● PROBLEM DESCRIPTION:
In full and without deviation, write out the entries that follow.

[Saved data entries]
•••

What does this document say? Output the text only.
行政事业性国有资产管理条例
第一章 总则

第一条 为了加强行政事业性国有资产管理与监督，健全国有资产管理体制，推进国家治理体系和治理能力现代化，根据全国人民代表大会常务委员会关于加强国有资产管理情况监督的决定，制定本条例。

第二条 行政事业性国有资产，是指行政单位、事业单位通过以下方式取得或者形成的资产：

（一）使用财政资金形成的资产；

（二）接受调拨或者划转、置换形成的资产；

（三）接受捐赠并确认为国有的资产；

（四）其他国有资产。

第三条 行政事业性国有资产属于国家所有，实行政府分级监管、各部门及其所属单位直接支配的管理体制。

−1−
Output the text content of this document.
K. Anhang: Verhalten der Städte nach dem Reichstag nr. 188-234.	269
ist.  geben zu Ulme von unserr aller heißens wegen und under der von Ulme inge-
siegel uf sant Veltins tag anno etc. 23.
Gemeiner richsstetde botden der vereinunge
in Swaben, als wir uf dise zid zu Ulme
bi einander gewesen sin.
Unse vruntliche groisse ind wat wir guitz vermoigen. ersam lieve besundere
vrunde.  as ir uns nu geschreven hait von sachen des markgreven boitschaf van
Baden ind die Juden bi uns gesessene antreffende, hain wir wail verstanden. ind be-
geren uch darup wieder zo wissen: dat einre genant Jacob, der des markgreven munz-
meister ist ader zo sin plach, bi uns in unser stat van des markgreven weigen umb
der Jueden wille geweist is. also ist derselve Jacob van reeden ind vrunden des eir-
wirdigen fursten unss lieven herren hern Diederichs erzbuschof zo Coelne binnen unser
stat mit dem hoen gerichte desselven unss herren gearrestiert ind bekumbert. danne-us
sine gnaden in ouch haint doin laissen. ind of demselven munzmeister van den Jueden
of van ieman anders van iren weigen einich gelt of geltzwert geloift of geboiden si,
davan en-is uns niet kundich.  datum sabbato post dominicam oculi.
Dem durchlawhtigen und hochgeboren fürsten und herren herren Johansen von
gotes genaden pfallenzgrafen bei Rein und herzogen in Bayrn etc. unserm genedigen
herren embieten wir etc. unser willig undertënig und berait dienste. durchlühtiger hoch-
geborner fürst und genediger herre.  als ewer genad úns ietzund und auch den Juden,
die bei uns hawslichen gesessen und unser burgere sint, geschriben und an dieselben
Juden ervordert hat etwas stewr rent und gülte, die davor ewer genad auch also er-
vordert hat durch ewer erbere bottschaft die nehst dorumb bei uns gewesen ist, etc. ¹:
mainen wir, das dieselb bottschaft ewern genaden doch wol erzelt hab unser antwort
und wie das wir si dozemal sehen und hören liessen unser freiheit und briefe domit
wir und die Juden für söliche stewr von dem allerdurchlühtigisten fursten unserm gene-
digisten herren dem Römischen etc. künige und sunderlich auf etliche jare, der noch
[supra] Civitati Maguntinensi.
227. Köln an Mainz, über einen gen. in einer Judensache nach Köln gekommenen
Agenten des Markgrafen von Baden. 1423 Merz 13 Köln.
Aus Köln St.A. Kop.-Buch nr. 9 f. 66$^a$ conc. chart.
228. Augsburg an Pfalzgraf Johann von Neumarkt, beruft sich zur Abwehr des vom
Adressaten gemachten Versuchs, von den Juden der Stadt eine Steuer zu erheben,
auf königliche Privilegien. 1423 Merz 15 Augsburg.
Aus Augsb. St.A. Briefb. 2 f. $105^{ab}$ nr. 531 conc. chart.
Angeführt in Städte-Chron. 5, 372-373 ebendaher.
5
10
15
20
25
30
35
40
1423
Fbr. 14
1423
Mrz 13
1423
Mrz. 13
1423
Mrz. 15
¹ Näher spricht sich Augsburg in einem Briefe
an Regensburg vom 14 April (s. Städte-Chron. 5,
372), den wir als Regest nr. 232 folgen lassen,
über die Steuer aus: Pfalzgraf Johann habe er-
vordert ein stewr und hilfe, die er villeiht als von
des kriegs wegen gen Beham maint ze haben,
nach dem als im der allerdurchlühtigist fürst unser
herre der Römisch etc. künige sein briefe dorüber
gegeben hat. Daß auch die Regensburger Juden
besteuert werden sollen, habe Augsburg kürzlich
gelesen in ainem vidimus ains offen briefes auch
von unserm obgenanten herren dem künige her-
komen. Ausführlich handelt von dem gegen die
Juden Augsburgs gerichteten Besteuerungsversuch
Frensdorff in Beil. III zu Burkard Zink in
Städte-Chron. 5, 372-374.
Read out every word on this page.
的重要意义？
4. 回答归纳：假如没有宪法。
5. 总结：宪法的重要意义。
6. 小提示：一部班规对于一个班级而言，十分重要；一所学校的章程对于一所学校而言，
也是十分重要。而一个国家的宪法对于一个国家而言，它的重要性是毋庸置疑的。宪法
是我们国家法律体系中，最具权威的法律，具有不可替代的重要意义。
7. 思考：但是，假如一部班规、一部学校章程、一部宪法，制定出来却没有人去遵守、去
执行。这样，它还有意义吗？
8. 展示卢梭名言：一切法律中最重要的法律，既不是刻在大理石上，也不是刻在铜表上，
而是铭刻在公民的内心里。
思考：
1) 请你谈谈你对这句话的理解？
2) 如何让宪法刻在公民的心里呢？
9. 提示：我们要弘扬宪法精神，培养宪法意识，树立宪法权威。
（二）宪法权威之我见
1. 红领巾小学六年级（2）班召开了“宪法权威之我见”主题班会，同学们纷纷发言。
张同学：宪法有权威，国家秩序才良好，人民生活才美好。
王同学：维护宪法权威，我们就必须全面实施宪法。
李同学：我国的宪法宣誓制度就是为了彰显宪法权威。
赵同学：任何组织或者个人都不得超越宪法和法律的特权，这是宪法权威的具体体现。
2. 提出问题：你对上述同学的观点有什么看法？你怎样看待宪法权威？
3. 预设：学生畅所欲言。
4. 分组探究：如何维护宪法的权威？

•••

● SOLUTION:
What does this document say? Output the text only.
行政事业性国有资产管理条例
第一章 总则

第一条 为了加强行政事业性国有资产管理与监督，健全国有资产管理体制，推进国家治理体系和治理能力现代化，根据全国人民代表大会常务委员会关于加强国有资产管理情况监督的决定，制定本条例。

第二条 行政事业性国有资产，是指行政单位、事业单位通过以下方式取得或者形成的资产：

（一）使用财政资金形成的资产；

（二）接受调拨或者划转、置换形成的资产；

（三）接受捐赠并确认为国有的资产；

（四）其他国有资产。

第三条 行政事业性国有资产属于国家所有，实行政府分级监管、各部门及其所属单位直接支配的管理体制。

−1−
Output the text content of this document.
K. Anhang: Verhalten der Städte nach dem Reichstag nr. 188-234.	269
ist.  geben zu Ulme von unserr aller heißens wegen und under der von Ulme inge-
siegel uf sant Veltins tag anno etc. 23.
Gemeiner richsstetde botden der vereinunge
in Swaben, als wir uf dise zid zu Ulme
bi einander gewesen sin.
Unse vruntliche groisse ind wat wir guitz vermoigen. ersam lieve besundere
vrunde.  as ir uns nu geschreven hait von sachen des markgreven boitschaf van
Baden ind die Juden bi uns gesessene antreffende, hain wir wail verstanden. ind be-
geren uch darup wieder zo wissen: dat einre genant Jacob, der des markgreven munz-
meister ist ader zo sin plach, bi uns in unser stat van des markgreven weigen umb
der Jueden wille geweist is. also ist derselve Jacob van reeden ind vrunden des eir-
wirdigen fursten unss lieven herren hern Diederichs erzbuschof zo Coelne binnen unser
stat mit dem hoen gerichte desselven unss herren gearrestiert ind bekumbert. danne-us
sine gnaden in ouch haint doin laissen. ind of demselven munzmeister van den Jueden
of van ieman anders van iren weigen einich gelt of geltzwert geloift of geboiden si,
davan en-is uns niet kundich.  datum sabbato post dominicam oculi.
Dem durchlawhtigen und hochgeboren fürsten und herren herren Johansen von
gotes genaden pfallenzgrafen bei Rein und herzogen in Bayrn etc. unserm genedigen
herren embieten wir etc. unser willig undertënig und berait dienste. durchlühtiger hoch-
geborner fürst und genediger herre.  als ewer genad úns ietzund und auch den Juden,
die bei uns hawslichen gesessen und unser burgere sint, geschriben und an dieselben
Juden ervordert hat etwas stewr rent und gülte, die davor ewer genad auch also er-
vordert hat durch ewer erbere bottschaft die nehst dorumb bei uns gewesen ist, etc. ¹:
mainen wir, das dieselb bottschaft ewern genaden doch wol erzelt hab unser antwort
und wie das wir si dozemal sehen und hören liessen unser freiheit und briefe domit
wir und die Juden für söliche stewr von dem allerdurchlühtigisten fursten unserm gene-
digisten herren dem Römischen etc. künige und sunderlich auf etliche jare, der noch
[supra] Civitati Maguntinensi.
227. Köln an Mainz, über einen gen. in einer Judensache nach Köln gekommenen
Agenten des Markgrafen von Baden. 1423 Merz 13 Köln.
Aus Köln St.A. Kop.-Buch nr. 9 f. 66$^a$ conc. chart.
228. Augsburg an Pfalzgraf Johann von Neumarkt, beruft sich zur Abwehr des vom
Adressaten gemachten Versuchs, von den Juden der Stadt eine Steuer zu erheben,
auf königliche Privilegien. 1423 Merz 15 Augsburg.
Aus Augsb. St.A. Briefb. 2 f. $105^{ab}$ nr. 531 conc. chart.
Angeführt in Städte-Chron. 5, 372-373 ebendaher.
5
10
15
20
25
30
35
40
1423
Fbr. 14
1423
Mrz 13
1423
Mrz. 13
1423
Mrz. 15
¹ Näher spricht sich Augsburg in einem Briefe
an Regensburg vom 14 April (s. Städte-Chron. 5,
372), den wir als Regest nr. 232 folgen lassen,
über die Steuer aus: Pfalzgraf Johann habe er-
vordert ein stewr und hilfe, die er villeiht als von
des kriegs wegen gen Beham maint ze haben,
nach dem als im der allerdurchlühtigist fürst unser
herre der Römisch etc. künige sein briefe dorüber
gegeben hat. Daß auch die Regensburger Juden
besteuert werden sollen, habe Augsburg kürzlich
gelesen in ainem vidimus ains offen briefes auch
von unserm obgenanten herren dem künige her-
komen. Ausführlich handelt von dem gegen die
Juden Augsburgs gerichteten Besteuerungsversuch
Frensdorff in Beil. III zu Burkard Zink in
Städte-Chron. 5, 372-374.
Read out every word on this page.
的重要意义？
4. 回答归纳：假如没有宪法。
5. 总结：宪法的重要意义。
6. 小提示：一部班规对于一个班级而言，十分重要；一所学校的章程对于一所学校而言，
也是十分重要。而一个国家的宪法对于一个国家而言，它的重要性是毋庸置疑的。宪法
是我们国家法律体系中，最具权威的法律，具有不可替代的重要意义。
7. 思考：但是，假如一部班规、一部学校章程、一部宪法，制定出来却没有人去遵守、去
执行。这样，它还有意义吗？
8. 展示卢梭名言：一切法律中最重要的法律，既不是刻在大理石上，也不是刻在铜表上，
而是铭刻在公民的内心里。
思考：
1) 请你谈谈你对这句话的理解？
2) 如何让宪法刻在公民的心里呢？
9. 提示：我们要弘扬宪法精神，培养宪法意识，树立宪法权威。
（二）宪法权威之我见
1. 红领巾小学六年级（2）班召开了“宪法权威之我见”主题班会，同学们纷纷发言。
张同学：宪法有权威，国家秩序才良好，人民生活才美好。
王同学：维护宪法权威，我们就必须全面实施宪法。
李同学：我国的宪法宣誓制度就是为了彰显宪法权威。
赵同学：任何组织或者个人都不得超越宪法和法律的特权，这是宪法权威的具体体现。
2. 提出问题：你对上述同学的观点有什么看法？你怎样看待宪法权威？
3. 预设：学生畅所欲言。
4. 分组探究：如何维护宪法的权威？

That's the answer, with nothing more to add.